YOUR OBJECTIVE.
The entries below need to be written out exactly, with no pictures included.

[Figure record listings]
##############################

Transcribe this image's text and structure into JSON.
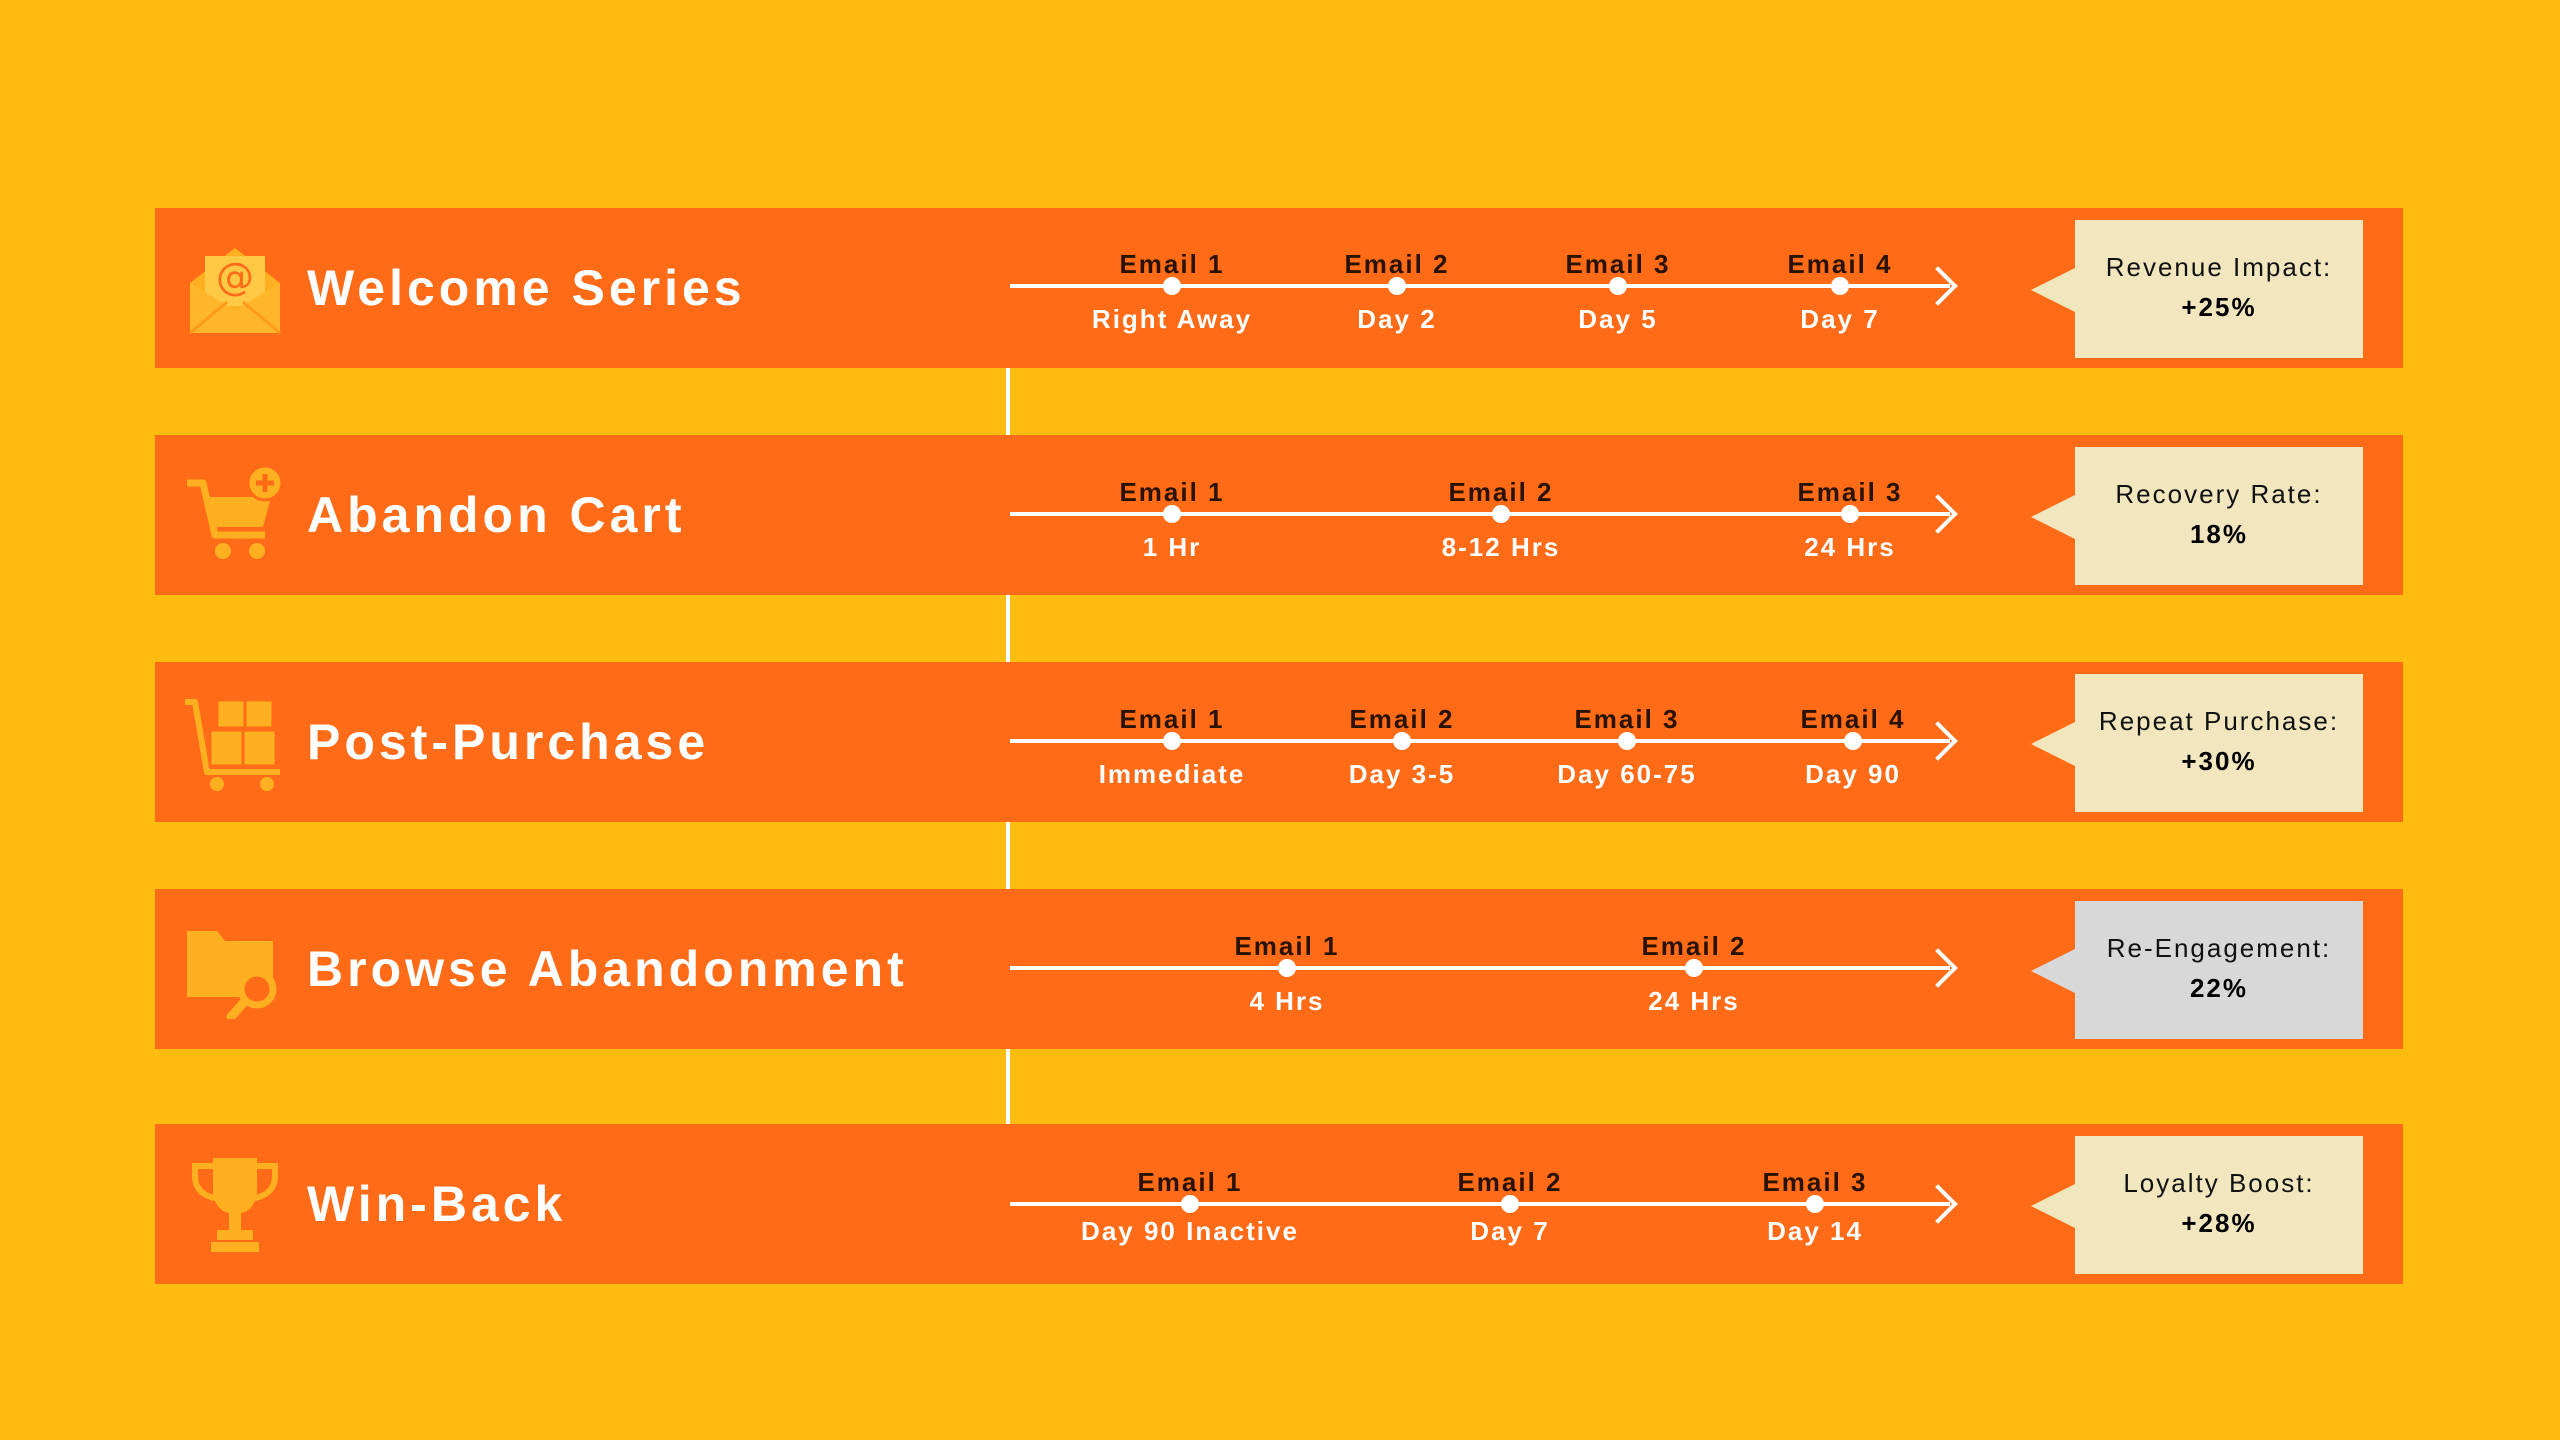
{
  "colors": {
    "background": "#FFBC10",
    "band": "#FF6B17",
    "metric_box": "#F2E6BF",
    "metric_box_alt": "#D8D8D8",
    "line": "#FFFFFF"
  },
  "flows": [
    {
      "title": "Welcome Series",
      "icon": "envelope-icon",
      "metric_label": "Revenue Impact:",
      "metric_value": "+25%",
      "steps": [
        {
          "email": "Email 1",
          "time": "Right Away"
        },
        {
          "email": "Email 2",
          "time": "Day 2"
        },
        {
          "email": "Email 3",
          "time": "Day 5"
        },
        {
          "email": "Email 4",
          "time": "Day 7"
        }
      ]
    },
    {
      "title": "Abandon Cart",
      "icon": "cart-add-icon",
      "metric_label": "Recovery Rate:",
      "metric_value": "18%",
      "steps": [
        {
          "email": "Email 1",
          "time": "1 Hr"
        },
        {
          "email": "Email 2",
          "time": "8-12 Hrs"
        },
        {
          "email": "Email 3",
          "time": "24 Hrs"
        }
      ]
    },
    {
      "title": "Post-Purchase",
      "icon": "boxes-cart-icon",
      "metric_label": "Repeat Purchase:",
      "metric_value": "+30%",
      "steps": [
        {
          "email": "Email 1",
          "time": "Immediate"
        },
        {
          "email": "Email 2",
          "time": "Day 3-5"
        },
        {
          "email": "Email 3",
          "time": "Day 60-75"
        },
        {
          "email": "Email 4",
          "time": "Day 90"
        }
      ]
    },
    {
      "title": "Browse Abandonment",
      "icon": "folder-search-icon",
      "metric_label": "Re-Engagement:",
      "metric_value": "22%",
      "steps": [
        {
          "email": "Email 1",
          "time": "4 Hrs"
        },
        {
          "email": "Email 2",
          "time": "24 Hrs"
        }
      ]
    },
    {
      "title": "Win-Back",
      "icon": "trophy-icon",
      "metric_label": "Loyalty Boost:",
      "metric_value": "+28%",
      "steps": [
        {
          "email": "Email 1",
          "time": "Day 90 Inactive"
        },
        {
          "email": "Email 2",
          "time": "Day 7"
        },
        {
          "email": "Email 3",
          "time": "Day 14"
        }
      ]
    }
  ]
}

##############################

RIGHT ANSWER.
Transcribe this image's text and structure into JSON.
{
  "colors": {
    "background": "#FFBC10",
    "band": "#FF6B17",
    "metric_box": "#F2E6BF",
    "metric_box_alt": "#D8D8D8",
    "line": "#FFFFFF"
  },
  "flows": [
    {
      "title": "Welcome Series",
      "icon": "envelope-icon",
      "metric_label": "Revenue Impact:",
      "metric_value": "+25%",
      "steps": [
        {
          "email": "Email 1",
          "time": "Right Away"
        },
        {
          "email": "Email 2",
          "time": "Day 2"
        },
        {
          "email": "Email 3",
          "time": "Day 5"
        },
        {
          "email": "Email 4",
          "time": "Day 7"
        }
      ]
    },
    {
      "title": "Abandon Cart",
      "icon": "cart-add-icon",
      "metric_label": "Recovery Rate:",
      "metric_value": "18%",
      "steps": [
        {
          "email": "Email 1",
          "time": "1 Hr"
        },
        {
          "email": "Email 2",
          "time": "8-12 Hrs"
        },
        {
          "email": "Email 3",
          "time": "24 Hrs"
        }
      ]
    },
    {
      "title": "Post-Purchase",
      "icon": "boxes-cart-icon",
      "metric_label": "Repeat Purchase:",
      "metric_value": "+30%",
      "steps": [
        {
          "email": "Email 1",
          "time": "Immediate"
        },
        {
          "email": "Email 2",
          "time": "Day 3-5"
        },
        {
          "email": "Email 3",
          "time": "Day 60-75"
        },
        {
          "email": "Email 4",
          "time": "Day 90"
        }
      ]
    },
    {
      "title": "Browse Abandonment",
      "icon": "folder-search-icon",
      "metric_label": "Re-Engagement:",
      "metric_value": "22%",
      "steps": [
        {
          "email": "Email 1",
          "time": "4 Hrs"
        },
        {
          "email": "Email 2",
          "time": "24 Hrs"
        }
      ]
    },
    {
      "title": "Win-Back",
      "icon": "trophy-icon",
      "metric_label": "Loyalty Boost:",
      "metric_value": "+28%",
      "steps": [
        {
          "email": "Email 1",
          "time": "Day 90 Inactive"
        },
        {
          "email": "Email 2",
          "time": "Day 7"
        },
        {
          "email": "Email 3",
          "time": "Day 14"
        }
      ]
    }
  ]
}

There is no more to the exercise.